----- Given records
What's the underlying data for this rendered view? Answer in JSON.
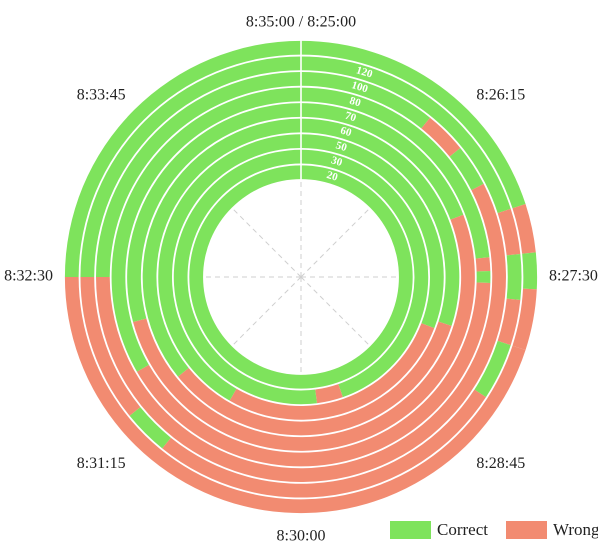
{
  "chart_data": {
    "type": "radial-timeline",
    "title": "",
    "time_start": "8:25:00",
    "time_end": "8:35:00",
    "angle_ticks": [
      {
        "label": "8:35:00 / 8:25:00",
        "time": "8:25:00"
      },
      {
        "label": "8:26:15",
        "time": "8:26:15"
      },
      {
        "label": "8:27:30",
        "time": "8:27:30"
      },
      {
        "label": "8:28:45",
        "time": "8:28:45"
      },
      {
        "label": "8:30:00",
        "time": "8:30:00"
      },
      {
        "label": "8:31:15",
        "time": "8:31:15"
      },
      {
        "label": "8:32:30",
        "time": "8:32:30"
      },
      {
        "label": "8:33:45",
        "time": "8:33:45"
      }
    ],
    "legend": {
      "placement": "bottom-right",
      "entries": [
        {
          "name": "Correct",
          "color": "#7ee35c"
        },
        {
          "name": "Wrong",
          "color": "#f28b71"
        }
      ]
    },
    "series": [
      {
        "name": "Correct",
        "color": "#7ee35c"
      },
      {
        "name": "Wrong",
        "color": "#f28b71"
      }
    ],
    "rings": [
      {
        "label": "20",
        "segments": [
          {
            "status": "Correct",
            "start": "8:25:00",
            "end": "8:35:00"
          }
        ]
      },
      {
        "label": "30",
        "segments": [
          {
            "status": "Correct",
            "start": "8:25:00",
            "end": "8:29:28"
          },
          {
            "status": "Wrong",
            "start": "8:29:28",
            "end": "8:29:48"
          },
          {
            "status": "Correct",
            "start": "8:29:48",
            "end": "8:35:00"
          }
        ]
      },
      {
        "label": "50",
        "segments": [
          {
            "status": "Correct",
            "start": "8:25:00",
            "end": "8:28:05"
          },
          {
            "status": "Wrong",
            "start": "8:28:05",
            "end": "8:30:50"
          },
          {
            "status": "Correct",
            "start": "8:30:50",
            "end": "8:35:00"
          }
        ]
      },
      {
        "label": "60",
        "segments": [
          {
            "status": "Correct",
            "start": "8:25:00",
            "end": "8:28:00"
          },
          {
            "status": "Wrong",
            "start": "8:28:00",
            "end": "8:31:25"
          },
          {
            "status": "Correct",
            "start": "8:31:25",
            "end": "8:35:00"
          }
        ]
      },
      {
        "label": "70",
        "segments": [
          {
            "status": "Correct",
            "start": "8:25:00",
            "end": "8:26:55"
          },
          {
            "status": "Wrong",
            "start": "8:26:55",
            "end": "8:32:05"
          },
          {
            "status": "Correct",
            "start": "8:32:05",
            "end": "8:35:00"
          }
        ]
      },
      {
        "label": "80",
        "segments": [
          {
            "status": "Correct",
            "start": "8:25:00",
            "end": "8:27:20"
          },
          {
            "status": "Wrong",
            "start": "8:27:20",
            "end": "8:27:27"
          },
          {
            "status": "Correct",
            "start": "8:27:27",
            "end": "8:27:33"
          },
          {
            "status": "Wrong",
            "start": "8:27:33",
            "end": "8:31:40"
          },
          {
            "status": "Correct",
            "start": "8:31:40",
            "end": "8:35:00"
          }
        ]
      },
      {
        "label": "100",
        "segments": [
          {
            "status": "Correct",
            "start": "8:25:00",
            "end": "8:26:05"
          },
          {
            "status": "Wrong",
            "start": "8:26:05",
            "end": "8:26:25"
          },
          {
            "status": "Correct",
            "start": "8:26:25",
            "end": "8:26:45"
          },
          {
            "status": "Wrong",
            "start": "8:26:45",
            "end": "8:32:30"
          },
          {
            "status": "Correct",
            "start": "8:32:30",
            "end": "8:35:00"
          }
        ]
      },
      {
        "label": "120",
        "segments": [
          {
            "status": "Correct",
            "start": "8:25:00",
            "end": "8:27:00"
          },
          {
            "status": "Wrong",
            "start": "8:27:00",
            "end": "8:27:20"
          },
          {
            "status": "Correct",
            "start": "8:27:20",
            "end": "8:27:40"
          },
          {
            "status": "Wrong",
            "start": "8:27:40",
            "end": "8:28:00"
          },
          {
            "status": "Correct",
            "start": "8:28:00",
            "end": "8:28:25"
          },
          {
            "status": "Wrong",
            "start": "8:28:25",
            "end": "8:31:05"
          },
          {
            "status": "Correct",
            "start": "8:31:05",
            "end": "8:31:25"
          },
          {
            "status": "Wrong",
            "start": "8:31:25",
            "end": "8:32:30"
          },
          {
            "status": "Correct",
            "start": "8:32:30",
            "end": "8:35:00"
          }
        ]
      },
      {
        "label": "",
        "segments": [
          {
            "status": "Correct",
            "start": "8:25:00",
            "end": "8:27:00"
          },
          {
            "status": "Wrong",
            "start": "8:27:00",
            "end": "8:27:20"
          },
          {
            "status": "Correct",
            "start": "8:27:20",
            "end": "8:27:35"
          },
          {
            "status": "Wrong",
            "start": "8:27:35",
            "end": "8:28:00"
          },
          {
            "status": "Wrong",
            "start": "8:28:00",
            "end": "8:32:30"
          },
          {
            "status": "Correct",
            "start": "8:32:30",
            "end": "8:35:00"
          }
        ]
      }
    ],
    "grid": true
  }
}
----------
Pick out and copy the lines of the entries that hold the string "name".

**Expected answer:**
          "name": "Correct",
          "name": "Wrong",
        "name": "Correct",
        "name": "Wrong",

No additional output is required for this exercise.